Stored dataset items
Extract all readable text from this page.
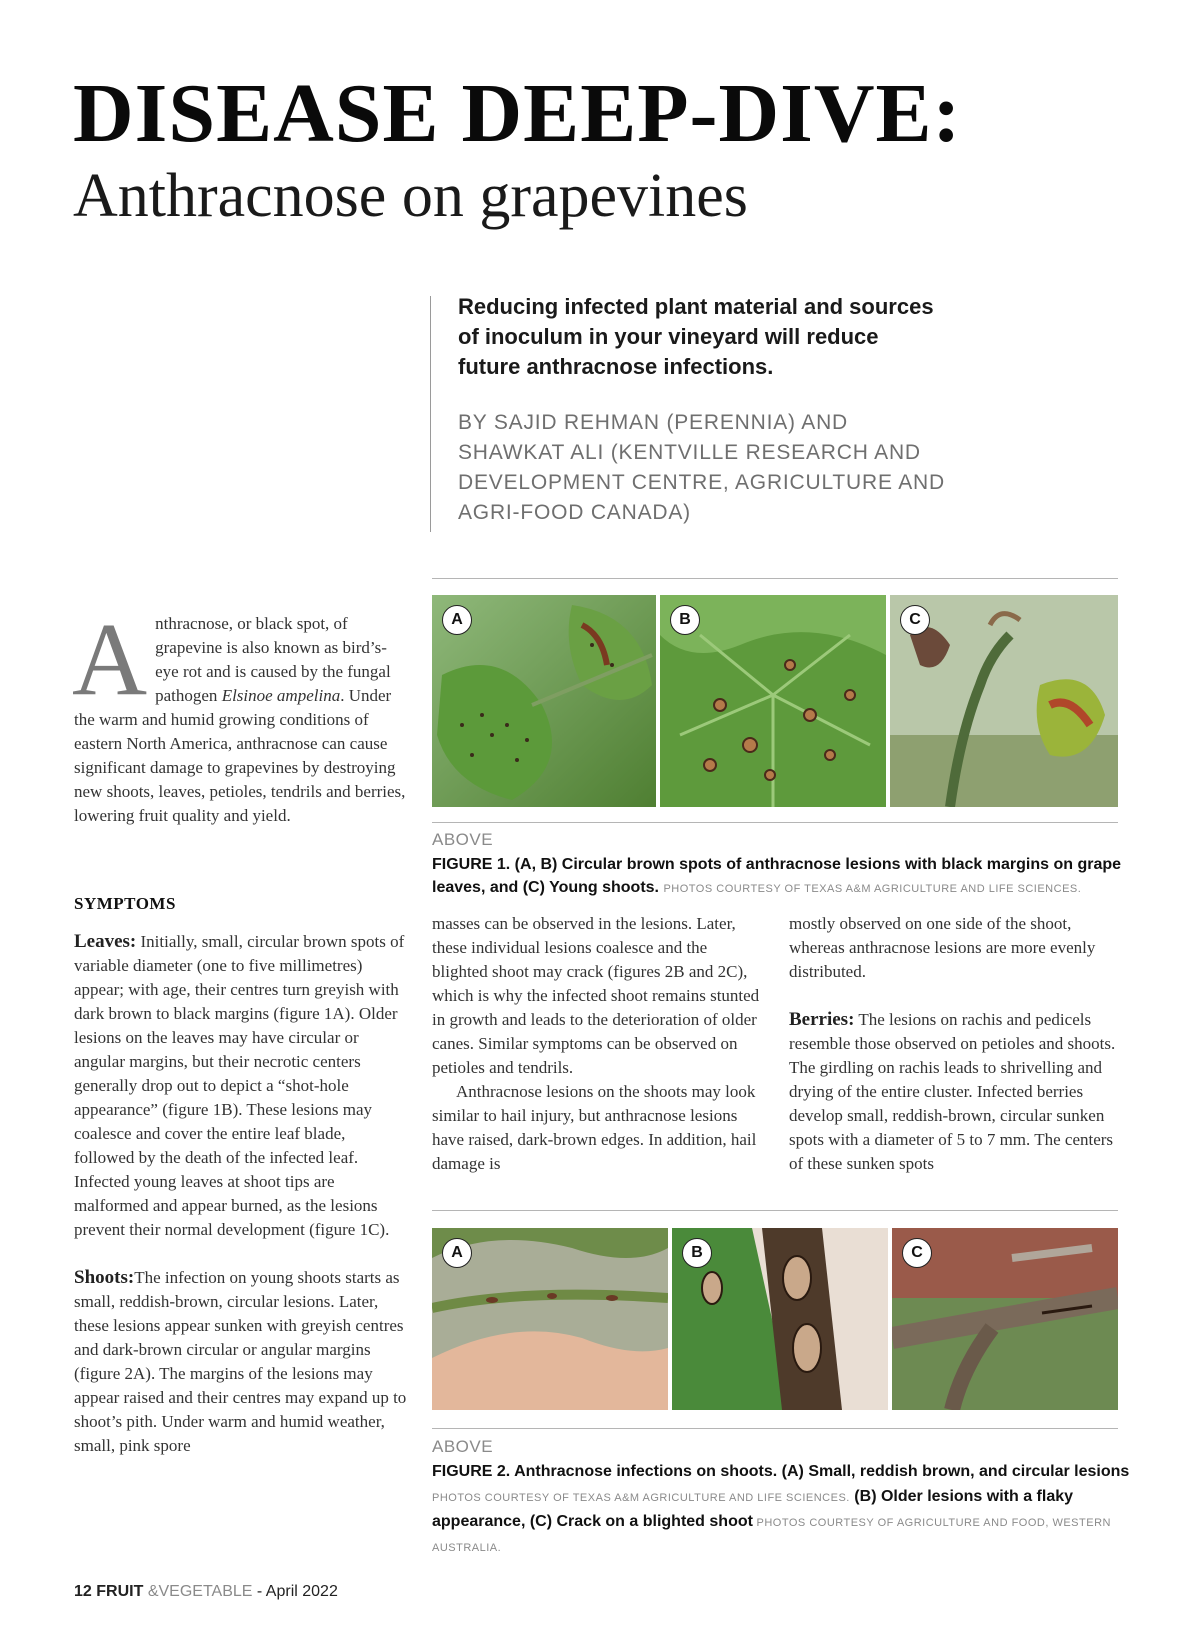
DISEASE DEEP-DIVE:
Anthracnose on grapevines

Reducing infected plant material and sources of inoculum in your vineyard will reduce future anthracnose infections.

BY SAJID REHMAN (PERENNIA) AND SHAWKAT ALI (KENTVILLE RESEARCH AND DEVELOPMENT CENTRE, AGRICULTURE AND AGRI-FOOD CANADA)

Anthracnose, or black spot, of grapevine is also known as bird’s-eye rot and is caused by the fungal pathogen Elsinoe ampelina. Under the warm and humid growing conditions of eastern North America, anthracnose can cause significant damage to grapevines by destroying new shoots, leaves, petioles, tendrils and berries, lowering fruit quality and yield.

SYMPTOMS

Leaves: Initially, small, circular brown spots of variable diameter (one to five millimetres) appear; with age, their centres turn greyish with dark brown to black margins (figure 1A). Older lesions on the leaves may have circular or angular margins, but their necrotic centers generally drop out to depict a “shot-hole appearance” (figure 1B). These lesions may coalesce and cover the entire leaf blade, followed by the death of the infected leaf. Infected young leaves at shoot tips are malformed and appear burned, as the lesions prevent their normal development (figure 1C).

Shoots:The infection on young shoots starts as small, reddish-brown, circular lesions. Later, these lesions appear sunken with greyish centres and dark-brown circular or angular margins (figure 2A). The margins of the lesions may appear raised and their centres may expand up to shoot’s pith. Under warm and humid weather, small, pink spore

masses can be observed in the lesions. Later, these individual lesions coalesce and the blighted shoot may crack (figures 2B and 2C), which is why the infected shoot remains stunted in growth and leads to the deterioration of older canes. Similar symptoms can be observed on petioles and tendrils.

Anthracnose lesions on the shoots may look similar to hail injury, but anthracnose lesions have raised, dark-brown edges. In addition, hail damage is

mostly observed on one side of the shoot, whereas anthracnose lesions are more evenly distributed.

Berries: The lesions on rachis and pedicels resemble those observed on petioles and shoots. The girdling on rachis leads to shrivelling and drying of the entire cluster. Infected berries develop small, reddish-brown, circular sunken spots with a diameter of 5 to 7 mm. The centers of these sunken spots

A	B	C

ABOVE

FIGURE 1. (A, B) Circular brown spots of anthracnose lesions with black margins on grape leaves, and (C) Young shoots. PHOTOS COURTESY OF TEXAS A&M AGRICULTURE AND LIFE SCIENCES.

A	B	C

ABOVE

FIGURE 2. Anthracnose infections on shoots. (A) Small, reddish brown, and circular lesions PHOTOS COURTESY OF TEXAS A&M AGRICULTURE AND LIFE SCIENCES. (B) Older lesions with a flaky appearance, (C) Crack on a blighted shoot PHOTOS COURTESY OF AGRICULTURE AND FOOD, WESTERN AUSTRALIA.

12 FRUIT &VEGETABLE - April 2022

> Required work
Print every record above exactly, but no pictures.

> Reply
Extract all readable text from this page.
DISEASE DEEP-DIVE:
Anthracnose on grapevines

Reducing infected plant material and sources of inoculum in your vineyard will reduce future anthracnose infections.

BY SAJID REHMAN (PERENNIA) AND SHAWKAT ALI (KENTVILLE RESEARCH AND DEVELOPMENT CENTRE, AGRICULTURE AND AGRI-FOOD CANADA)

Anthracnose, or black spot, of grapevine is also known as bird’s-eye rot and is caused by the fungal pathogen Elsinoe ampelina. Under the warm and humid growing conditions of eastern North America, anthracnose can cause significant damage to grapevines by destroying new shoots, leaves, petioles, tendrils and berries, lowering fruit quality and yield.

SYMPTOMS

Leaves: Initially, small, circular brown spots of variable diameter (one to five millimetres) appear; with age, their centres turn greyish with dark brown to black margins (figure 1A). Older lesions on the leaves may have circular or angular margins, but their necrotic centers generally drop out to depict a “shot-hole appearance” (figure 1B). These lesions may coalesce and cover the entire leaf blade, followed by the death of the infected leaf. Infected young leaves at shoot tips are malformed and appear burned, as the lesions prevent their normal development (figure 1C).

Shoots:The infection on young shoots starts as small, reddish-brown, circular lesions. Later, these lesions appear sunken with greyish centres and dark-brown circular or angular margins (figure 2A). The margins of the lesions may appear raised and their centres may expand up to shoot’s pith. Under warm and humid weather, small, pink spore

masses can be observed in the lesions. Later, these individual lesions coalesce and the blighted shoot may crack (figures 2B and 2C), which is why the infected shoot remains stunted in growth and leads to the deterioration of older canes. Similar symptoms can be observed on petioles and tendrils.

Anthracnose lesions on the shoots may look similar to hail injury, but anthracnose lesions have raised, dark-brown edges. In addition, hail damage is

mostly observed on one side of the shoot, whereas anthracnose lesions are more evenly distributed.

Berries: The lesions on rachis and pedicels resemble those observed on petioles and shoots. The girdling on rachis leads to shrivelling and drying of the entire cluster. Infected berries develop small, reddish-brown, circular sunken spots with a diameter of 5 to 7 mm. The centers of these sunken spots

A	B	C

ABOVE

FIGURE 1. (A, B) Circular brown spots of anthracnose lesions with black margins on grape leaves, and (C) Young shoots. PHOTOS COURTESY OF TEXAS A&M AGRICULTURE AND LIFE SCIENCES.

A	B	C

ABOVE

FIGURE 2. Anthracnose infections on shoots. (A) Small, reddish brown, and circular lesions PHOTOS COURTESY OF TEXAS A&M AGRICULTURE AND LIFE SCIENCES. (B) Older lesions with a flaky appearance, (C) Crack on a blighted shoot PHOTOS COURTESY OF AGRICULTURE AND FOOD, WESTERN AUSTRALIA.

12 FRUIT &VEGETABLE - April 2022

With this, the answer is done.